Впервые Штейн увидел её в Ленинграде, когда крейсер, на котором он служил, принимал участие в параде, по случаю 250-летия города. В своей конторской книге Штейн описал встречу с тётей Эммой: «Ей было под семьдесят, но она была бодра, оживлённо шутила со своими младшими сестрами – моими тётями и мамой. В сознании не укладывалось, что этот человек прошёл Освенцим. Мне запомнилось идеальная, как парик, укладка седых не накрашенных волос и татуировка. Татуировка была на запястье левой руки – синие цифры лагерного номера».
Всю войну она пробыла в концлагере Освенцим, но как полька. Потому ей и удалось выжить. А вот муж – погиб.
И в третий раз «ненастоящий еврей», каким считал себя Борис Штейн, пишет еврейское стихотворение, проросшее, как я считаю, из истории жизни его тёти Эммы.

--

Перепишите фрагмент о тёте Эмме, начиная со слов «И в третий раз» и заканчивая словами «его тёти Эммы.», и замените в нём «стихотворение» на «произведение».

(Данные распознавания структуры документа)
--

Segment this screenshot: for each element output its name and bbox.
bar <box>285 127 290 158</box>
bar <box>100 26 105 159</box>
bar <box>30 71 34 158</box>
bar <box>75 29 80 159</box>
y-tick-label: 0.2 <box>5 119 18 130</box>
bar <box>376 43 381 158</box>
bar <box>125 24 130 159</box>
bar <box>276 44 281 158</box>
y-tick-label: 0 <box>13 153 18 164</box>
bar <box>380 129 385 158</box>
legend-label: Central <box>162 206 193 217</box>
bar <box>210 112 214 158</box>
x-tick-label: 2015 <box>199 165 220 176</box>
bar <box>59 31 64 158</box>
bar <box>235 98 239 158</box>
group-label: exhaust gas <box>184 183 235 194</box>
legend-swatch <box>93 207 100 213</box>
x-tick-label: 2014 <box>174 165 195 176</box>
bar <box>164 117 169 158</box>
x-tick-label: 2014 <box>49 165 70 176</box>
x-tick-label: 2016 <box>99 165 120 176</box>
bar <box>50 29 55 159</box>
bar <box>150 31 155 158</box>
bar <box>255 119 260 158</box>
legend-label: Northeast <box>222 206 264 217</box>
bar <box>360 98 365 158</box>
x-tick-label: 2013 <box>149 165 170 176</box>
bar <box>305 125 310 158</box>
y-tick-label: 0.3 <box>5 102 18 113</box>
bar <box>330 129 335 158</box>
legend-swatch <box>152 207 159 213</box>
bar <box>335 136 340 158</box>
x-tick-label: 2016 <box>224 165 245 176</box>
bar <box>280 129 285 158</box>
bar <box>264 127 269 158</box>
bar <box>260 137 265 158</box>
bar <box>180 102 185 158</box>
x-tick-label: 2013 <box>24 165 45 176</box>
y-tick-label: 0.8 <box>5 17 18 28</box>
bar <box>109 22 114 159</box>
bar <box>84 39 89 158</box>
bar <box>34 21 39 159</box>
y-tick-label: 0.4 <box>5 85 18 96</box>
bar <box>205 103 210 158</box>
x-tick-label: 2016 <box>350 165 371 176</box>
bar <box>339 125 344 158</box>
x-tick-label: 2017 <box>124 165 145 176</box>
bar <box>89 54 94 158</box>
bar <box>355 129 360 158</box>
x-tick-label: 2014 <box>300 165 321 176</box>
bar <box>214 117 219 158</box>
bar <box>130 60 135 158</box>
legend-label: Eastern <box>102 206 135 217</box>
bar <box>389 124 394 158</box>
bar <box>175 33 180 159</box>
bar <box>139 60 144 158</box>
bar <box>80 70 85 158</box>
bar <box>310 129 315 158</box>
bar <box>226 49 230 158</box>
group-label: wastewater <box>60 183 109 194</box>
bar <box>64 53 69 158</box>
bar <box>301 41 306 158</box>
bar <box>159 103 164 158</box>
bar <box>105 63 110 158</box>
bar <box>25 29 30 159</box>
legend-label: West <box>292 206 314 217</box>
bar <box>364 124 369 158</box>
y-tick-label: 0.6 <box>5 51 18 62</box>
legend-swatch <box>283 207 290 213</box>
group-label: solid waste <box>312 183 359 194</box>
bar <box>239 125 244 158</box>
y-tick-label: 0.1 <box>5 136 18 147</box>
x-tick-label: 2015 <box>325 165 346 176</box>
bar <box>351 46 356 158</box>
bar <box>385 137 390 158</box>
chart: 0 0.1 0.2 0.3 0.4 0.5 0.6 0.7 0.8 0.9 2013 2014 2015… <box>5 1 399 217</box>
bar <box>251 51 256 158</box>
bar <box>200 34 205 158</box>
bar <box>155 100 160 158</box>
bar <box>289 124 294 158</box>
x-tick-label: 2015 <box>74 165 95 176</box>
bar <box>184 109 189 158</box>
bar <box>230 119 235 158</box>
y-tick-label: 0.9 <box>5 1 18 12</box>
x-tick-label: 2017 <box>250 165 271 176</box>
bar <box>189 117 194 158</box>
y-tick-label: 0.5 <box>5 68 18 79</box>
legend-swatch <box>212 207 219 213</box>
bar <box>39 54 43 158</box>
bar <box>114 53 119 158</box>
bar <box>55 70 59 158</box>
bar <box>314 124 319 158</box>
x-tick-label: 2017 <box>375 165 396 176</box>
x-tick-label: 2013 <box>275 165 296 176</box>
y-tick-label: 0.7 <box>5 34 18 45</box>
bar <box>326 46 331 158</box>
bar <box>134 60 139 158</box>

--

РЕЗУЛЬТАТ:
И в третий раз «ненастоящий еврей», каким считал себя Борис Штейн, пишет еврейское произведение, проросшее, как я считаю, из истории жизни его тёти Эммы.